» **Work to do**
Return each line of the material verbatim.

» **Data shown**
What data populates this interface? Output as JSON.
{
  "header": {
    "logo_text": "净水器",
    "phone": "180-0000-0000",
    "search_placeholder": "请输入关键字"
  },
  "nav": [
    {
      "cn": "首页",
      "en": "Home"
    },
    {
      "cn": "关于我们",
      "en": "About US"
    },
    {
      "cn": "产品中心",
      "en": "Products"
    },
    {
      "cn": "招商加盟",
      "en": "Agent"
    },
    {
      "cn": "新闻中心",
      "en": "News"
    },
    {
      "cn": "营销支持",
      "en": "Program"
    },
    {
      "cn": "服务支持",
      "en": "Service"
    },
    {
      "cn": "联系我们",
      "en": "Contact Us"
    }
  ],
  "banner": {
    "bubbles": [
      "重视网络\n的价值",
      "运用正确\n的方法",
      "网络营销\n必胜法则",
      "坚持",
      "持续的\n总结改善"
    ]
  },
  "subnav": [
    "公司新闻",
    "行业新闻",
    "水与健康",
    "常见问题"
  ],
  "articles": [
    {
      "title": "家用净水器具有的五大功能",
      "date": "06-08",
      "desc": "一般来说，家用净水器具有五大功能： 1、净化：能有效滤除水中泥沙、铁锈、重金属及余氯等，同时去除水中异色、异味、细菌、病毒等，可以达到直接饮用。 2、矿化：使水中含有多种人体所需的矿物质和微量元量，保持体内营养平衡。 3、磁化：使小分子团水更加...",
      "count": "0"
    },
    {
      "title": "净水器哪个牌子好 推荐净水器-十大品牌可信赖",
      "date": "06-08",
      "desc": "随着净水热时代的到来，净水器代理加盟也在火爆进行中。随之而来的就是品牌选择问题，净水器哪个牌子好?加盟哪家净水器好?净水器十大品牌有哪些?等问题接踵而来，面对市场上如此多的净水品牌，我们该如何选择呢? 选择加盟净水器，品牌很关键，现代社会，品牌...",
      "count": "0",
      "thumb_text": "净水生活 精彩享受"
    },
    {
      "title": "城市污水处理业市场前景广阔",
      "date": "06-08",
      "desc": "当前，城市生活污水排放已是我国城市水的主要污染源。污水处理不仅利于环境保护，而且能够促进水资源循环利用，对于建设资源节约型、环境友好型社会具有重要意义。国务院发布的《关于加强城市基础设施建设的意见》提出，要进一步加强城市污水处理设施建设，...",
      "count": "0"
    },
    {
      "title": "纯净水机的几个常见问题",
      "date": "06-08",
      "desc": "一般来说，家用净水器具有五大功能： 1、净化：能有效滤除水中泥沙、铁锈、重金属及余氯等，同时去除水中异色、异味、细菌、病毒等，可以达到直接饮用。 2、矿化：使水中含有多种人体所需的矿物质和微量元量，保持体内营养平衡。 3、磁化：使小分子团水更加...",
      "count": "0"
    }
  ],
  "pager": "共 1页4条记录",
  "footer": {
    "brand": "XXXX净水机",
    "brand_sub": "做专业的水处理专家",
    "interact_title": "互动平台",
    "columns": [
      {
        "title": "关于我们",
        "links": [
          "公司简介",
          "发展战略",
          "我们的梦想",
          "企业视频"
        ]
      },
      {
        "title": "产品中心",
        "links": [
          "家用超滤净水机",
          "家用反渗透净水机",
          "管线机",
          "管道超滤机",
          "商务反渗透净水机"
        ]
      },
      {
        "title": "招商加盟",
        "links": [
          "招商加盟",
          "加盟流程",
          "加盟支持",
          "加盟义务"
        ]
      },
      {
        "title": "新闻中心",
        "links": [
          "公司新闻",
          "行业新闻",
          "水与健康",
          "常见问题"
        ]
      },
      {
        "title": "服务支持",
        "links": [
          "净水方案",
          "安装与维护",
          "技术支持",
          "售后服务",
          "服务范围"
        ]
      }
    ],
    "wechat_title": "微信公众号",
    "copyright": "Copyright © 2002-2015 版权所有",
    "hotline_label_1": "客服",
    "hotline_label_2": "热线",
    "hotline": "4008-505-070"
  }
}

» **Final result**
What data populates this interface? Output as JSON.
{
  "header": {
    "logo_text": "净水器",
    "phone": "180-0000-0000",
    "search_placeholder": "请输入关键字"
  },
  "nav": [
    {
      "cn": "首页",
      "en": "Home"
    },
    {
      "cn": "关于我们",
      "en": "About US"
    },
    {
      "cn": "产品中心",
      "en": "Products"
    },
    {
      "cn": "招商加盟",
      "en": "Agent"
    },
    {
      "cn": "新闻中心",
      "en": "News"
    },
    {
      "cn": "营销支持",
      "en": "Program"
    },
    {
      "cn": "服务支持",
      "en": "Service"
    },
    {
      "cn": "联系我们",
      "en": "Contact Us"
    }
  ],
  "banner": {
    "bubbles": [
      "重视网络\n的价值",
      "运用正确\n的方法",
      "网络营销\n必胜法则",
      "坚持",
      "持续的\n总结改善"
    ]
  },
  "subnav": [
    "公司新闻",
    "行业新闻",
    "水与健康",
    "常见问题"
  ],
  "articles": [
    {
      "title": "家用净水器具有的五大功能",
      "date": "06-08",
      "desc": "一般来说，家用净水器具有五大功能： 1、净化：能有效滤除水中泥沙、铁锈、重金属及余氯等，同时去除水中异色、异味、细菌、病毒等，可以达到直接饮用。 2、矿化：使水中含有多种人体所需的矿物质和微量元量，保持体内营养平衡。 3、磁化：使小分子团水更加...",
      "count": "0"
    },
    {
      "title": "净水器哪个牌子好 推荐净水器-十大品牌可信赖",
      "date": "06-08",
      "desc": "随着净水热时代的到来，净水器代理加盟也在火爆进行中。随之而来的就是品牌选择问题，净水器哪个牌子好?加盟哪家净水器好?净水器十大品牌有哪些?等问题接踵而来，面对市场上如此多的净水品牌，我们该如何选择呢? 选择加盟净水器，品牌很关键，现代社会，品牌...",
      "count": "0",
      "thumb_text": "净水生活 精彩享受"
    },
    {
      "title": "城市污水处理业市场前景广阔",
      "date": "06-08",
      "desc": "当前，城市生活污水排放已是我国城市水的主要污染源。污水处理不仅利于环境保护，而且能够促进水资源循环利用，对于建设资源节约型、环境友好型社会具有重要意义。国务院发布的《关于加强城市基础设施建设的意见》提出，要进一步加强城市污水处理设施建设，...",
      "count": "0"
    },
    {
      "title": "纯净水机的几个常见问题",
      "date": "06-08",
      "desc": "一般来说，家用净水器具有五大功能： 1、净化：能有效滤除水中泥沙、铁锈、重金属及余氯等，同时去除水中异色、异味、细菌、病毒等，可以达到直接饮用。 2、矿化：使水中含有多种人体所需的矿物质和微量元量，保持体内营养平衡。 3、磁化：使小分子团水更加...",
      "count": "0"
    }
  ],
  "pager": "共 1页4条记录",
  "footer": {
    "brand": "XXXX净水机",
    "brand_sub": "做专业的水处理专家",
    "interact_title": "互动平台",
    "columns": [
      {
        "title": "关于我们",
        "links": [
          "公司简介",
          "发展战略",
          "我们的梦想",
          "企业视频"
        ]
      },
      {
        "title": "产品中心",
        "links": [
          "家用超滤净水机",
          "家用反渗透净水机",
          "管线机",
          "管道超滤机",
          "商务反渗透净水机"
        ]
      },
      {
        "title": "招商加盟",
        "links": [
          "招商加盟",
          "加盟流程",
          "加盟支持",
          "加盟义务"
        ]
      },
      {
        "title": "新闻中心",
        "links": [
          "公司新闻",
          "行业新闻",
          "水与健康",
          "常见问题"
        ]
      },
      {
        "title": "服务支持",
        "links": [
          "净水方案",
          "安装与维护",
          "技术支持",
          "售后服务",
          "服务范围"
        ]
      }
    ],
    "wechat_title": "微信公众号",
    "copyright": "Copyright © 2002-2015 版权所有",
    "hotline_label_1": "客服",
    "hotline_label_2": "热线",
    "hotline": "4008-505-070"
  }
}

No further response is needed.